▸ EXERCISE GOAL: Copy out the whole listing exactly as written, leaving the pictures behind.

(Stored records)
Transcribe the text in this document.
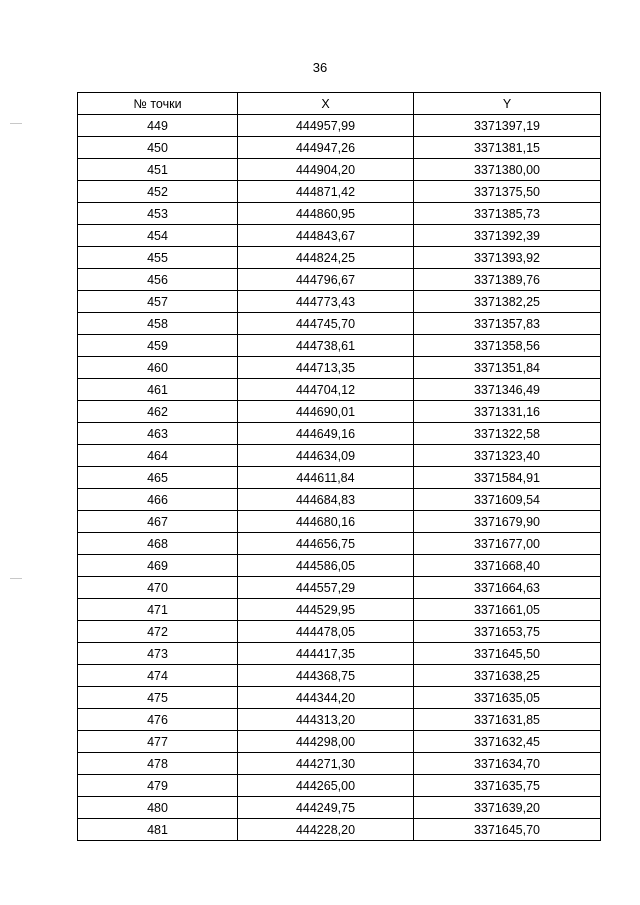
36
№ точки	X	Y
449	444957,99	3371397,19
450	444947,26	3371381,15
451	444904,20	3371380,00
452	444871,42	3371375,50
453	444860,95	3371385,73
454	444843,67	3371392,39
455	444824,25	3371393,92
456	444796,67	3371389,76
457	444773,43	3371382,25
458	444745,70	3371357,83
459	444738,61	3371358,56
460	444713,35	3371351,84
461	444704,12	3371346,49
462	444690,01	3371331,16
463	444649,16	3371322,58
464	444634,09	3371323,40
465	444611,84	3371584,91
466	444684,83	3371609,54
467	444680,16	3371679,90
468	444656,75	3371677,00
469	444586,05	3371668,40
470	444557,29	3371664,63
471	444529,95	3371661,05
472	444478,05	3371653,75
473	444417,35	3371645,50
474	444368,75	3371638,25
475	444344,20	3371635,05
476	444313,20	3371631,85
477	444298,00	3371632,45
478	444271,30	3371634,70
479	444265,00	3371635,75
480	444249,75	3371639,20
481	444228,20	3371645,70
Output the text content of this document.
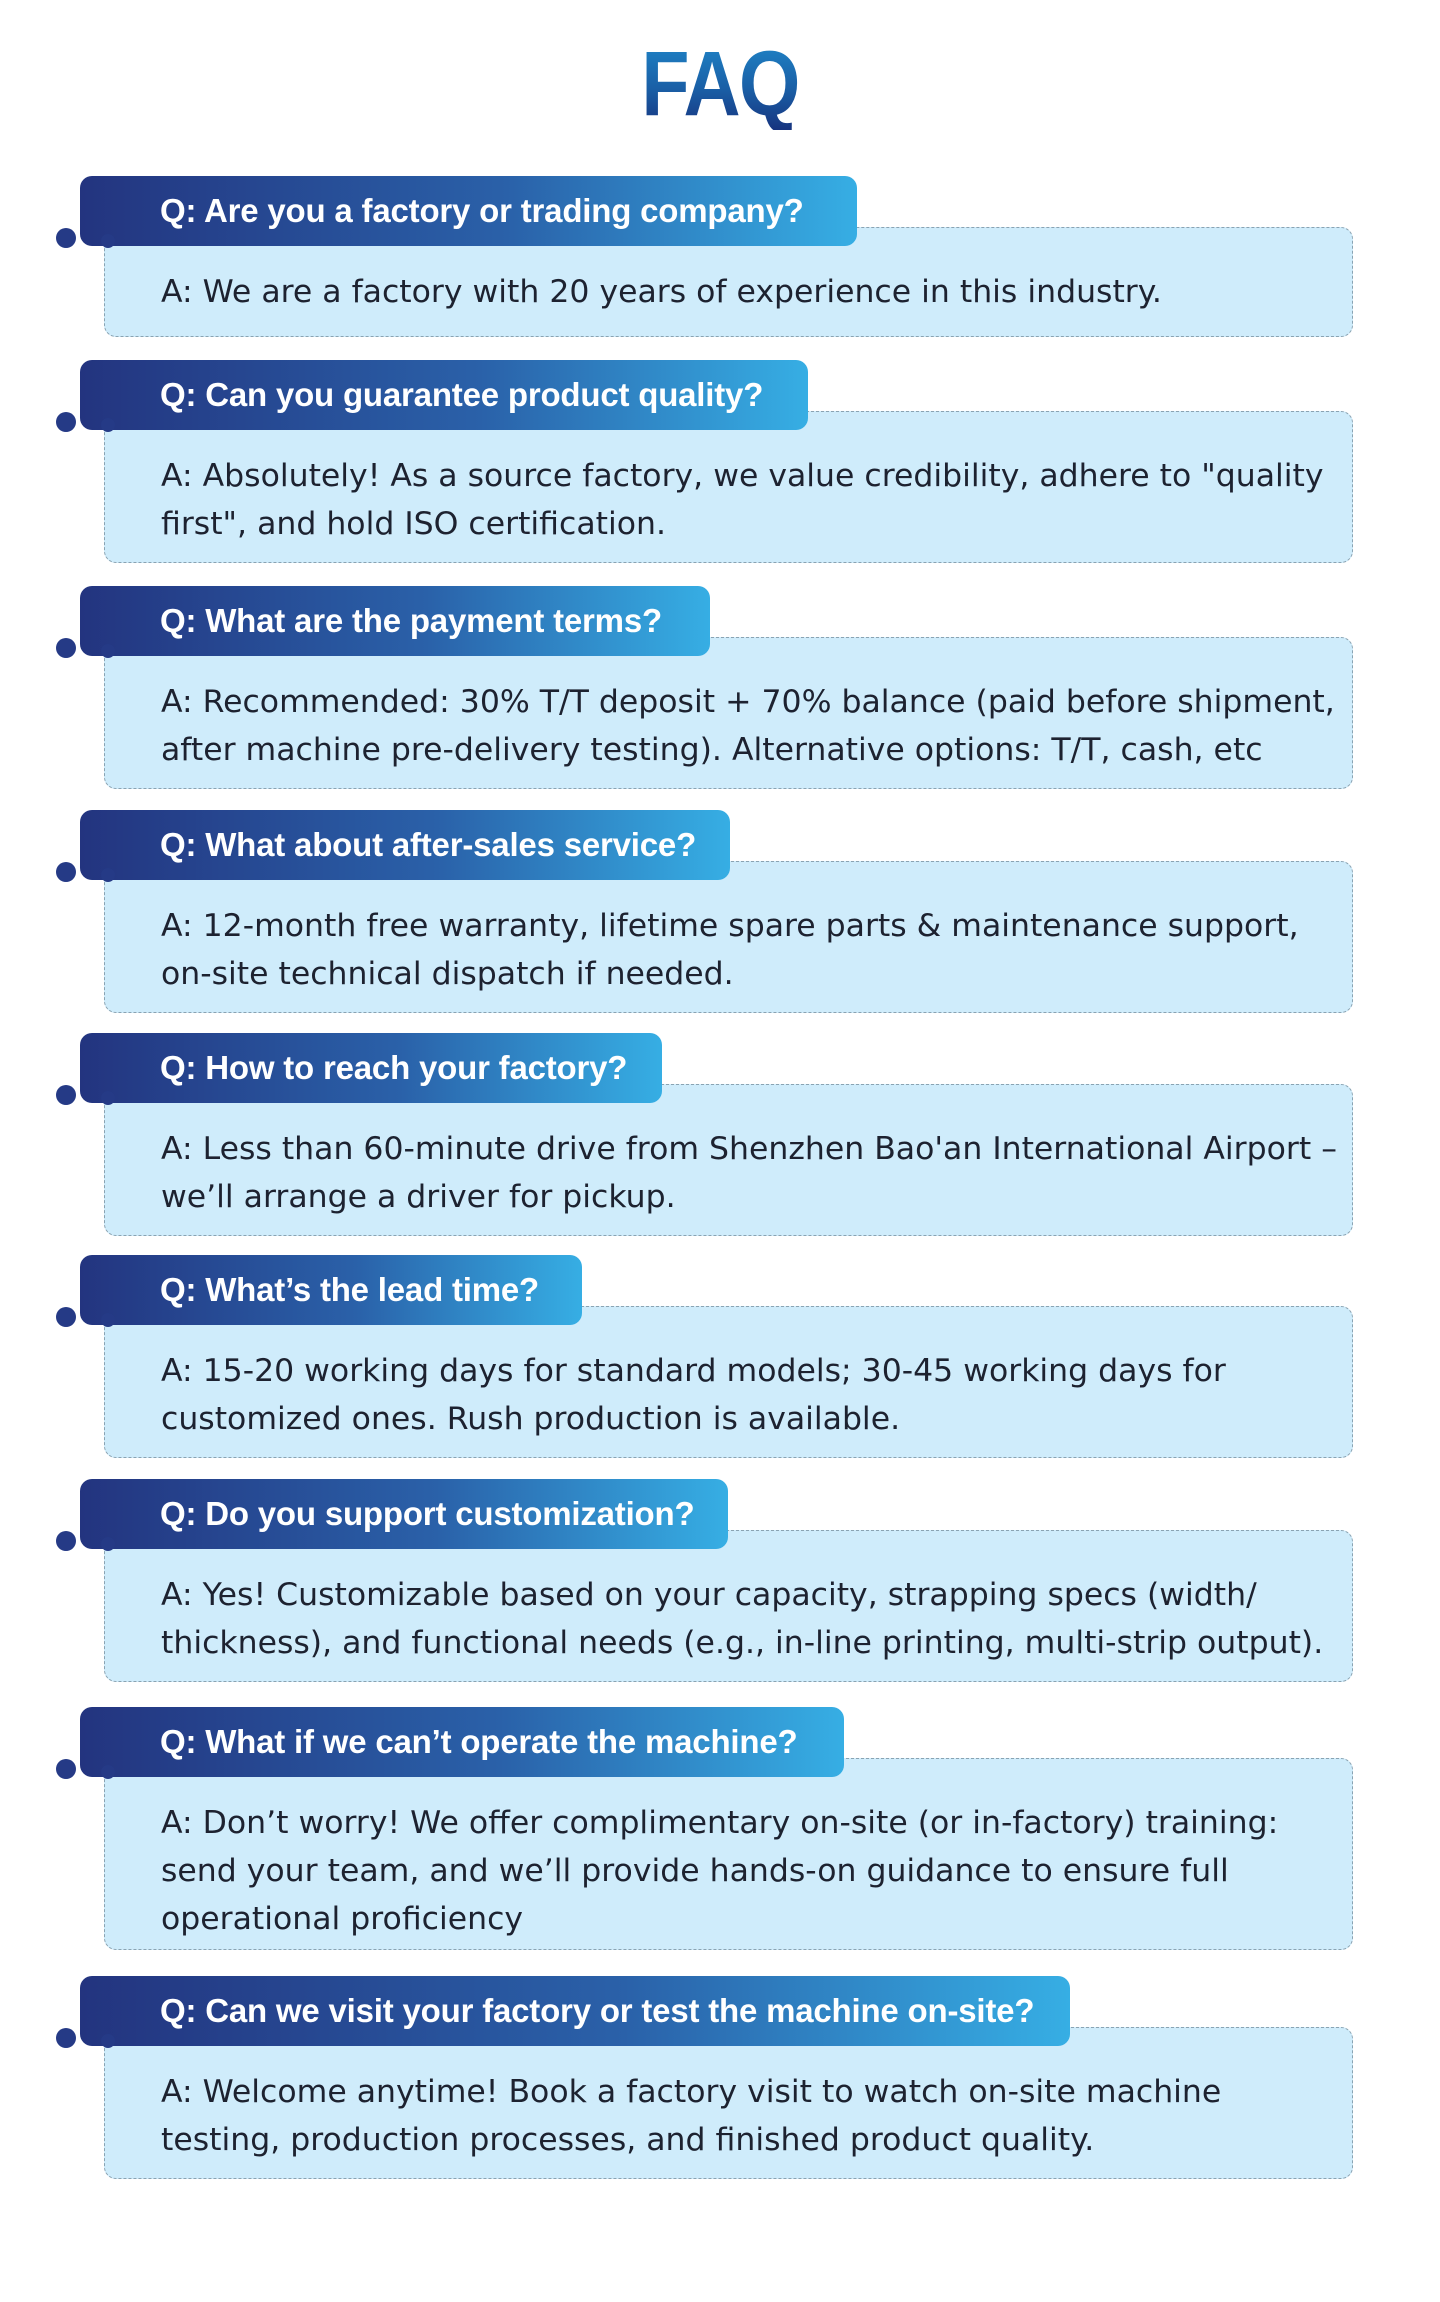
FAQ
A: We are a factory with 20 years of experience in this industry.
Q: Are you a factory or trading company?
A: Absolutely! As a source factory, we value credibility, adhere to "quality first", and hold ISO certification.
Q: Can you guarantee product quality?
A: Recommended: 30% T/T deposit + 70% balance (paid before shipment, after machine pre-delivery testing). Alternative options: T/T, cash, etc
Q: What are the payment terms?
A: 12-month free warranty, lifetime spare parts & maintenance support, on-site technical dispatch if needed.
Q: What about after-sales service?
A: Less than 60-minute drive from Shenzhen Bao'an International Airport – we’ll arrange a driver for pickup.
Q: How to reach your factory?
A: 15-20 working days for standard models; 30-45 working days for customized ones. Rush production is available.
Q: What’s the lead time?
A: Yes! Customizable based on your capacity, strapping specs (width/ thickness), and functional needs (e.g., in-line printing, multi-strip output).
Q: Do you support customization?
A: Don’t worry! We offer complimentary on-site (or in-factory) training: send your team, and we’ll provide hands-on guidance to ensure full operational proficiency
Q: What if we can’t operate the machine?
A: Welcome anytime! Book a factory visit to watch on-site machine testing, production processes, and finished product quality.
Q: Can we visit your factory or test the machine on-site?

▸ COMPLETE RESPONSE:
Transcribe the text in this document.
36
№ точки	X	Y
449	444957,99	3371397,19
450	444947,26	3371381,15
451	444904,20	3371380,00
452	444871,42	3371375,50
453	444860,95	3371385,73
454	444843,67	3371392,39
455	444824,25	3371393,92
456	444796,67	3371389,76
457	444773,43	3371382,25
458	444745,70	3371357,83
459	444738,61	3371358,56
460	444713,35	3371351,84
461	444704,12	3371346,49
462	444690,01	3371331,16
463	444649,16	3371322,58
464	444634,09	3371323,40
465	444611,84	3371584,91
466	444684,83	3371609,54
467	444680,16	3371679,90
468	444656,75	3371677,00
469	444586,05	3371668,40
470	444557,29	3371664,63
471	444529,95	3371661,05
472	444478,05	3371653,75
473	444417,35	3371645,50
474	444368,75	3371638,25
475	444344,20	3371635,05
476	444313,20	3371631,85
477	444298,00	3371632,45
478	444271,30	3371634,70
479	444265,00	3371635,75
480	444249,75	3371639,20
481	444228,20	3371645,70
Output the text content of this document.
FAQ
A: We are a factory with 20 years of experience in this industry.
Q: Are you a factory or trading company?
A: Absolutely! As a source factory, we value credibility, adhere to "quality first", and hold ISO certification.
Q: Can you guarantee product quality?
A: Recommended: 30% T/T deposit + 70% balance (paid before shipment, after machine pre-delivery testing). Alternative options: T/T, cash, etc
Q: What are the payment terms?
A: 12-month free warranty, lifetime spare parts & maintenance support, on-site technical dispatch if needed.
Q: What about after-sales service?
A: Less than 60-minute drive from Shenzhen Bao'an International Airport – we’ll arrange a driver for pickup.
Q: How to reach your factory?
A: 15-20 working days for standard models; 30-45 working days for customized ones. Rush production is available.
Q: What’s the lead time?
A: Yes! Customizable based on your capacity, strapping specs (width/ thickness), and functional needs (e.g., in-line printing, multi-strip output).
Q: Do you support customization?
A: Don’t worry! We offer complimentary on-site (or in-factory) training: send your team, and we’ll provide hands-on guidance to ensure full operational proficiency
Q: What if we can’t operate the machine?
A: Welcome anytime! Book a factory visit to watch on-site machine testing, production processes, and finished product quality.
Q: Can we visit your factory or test the machine on-site?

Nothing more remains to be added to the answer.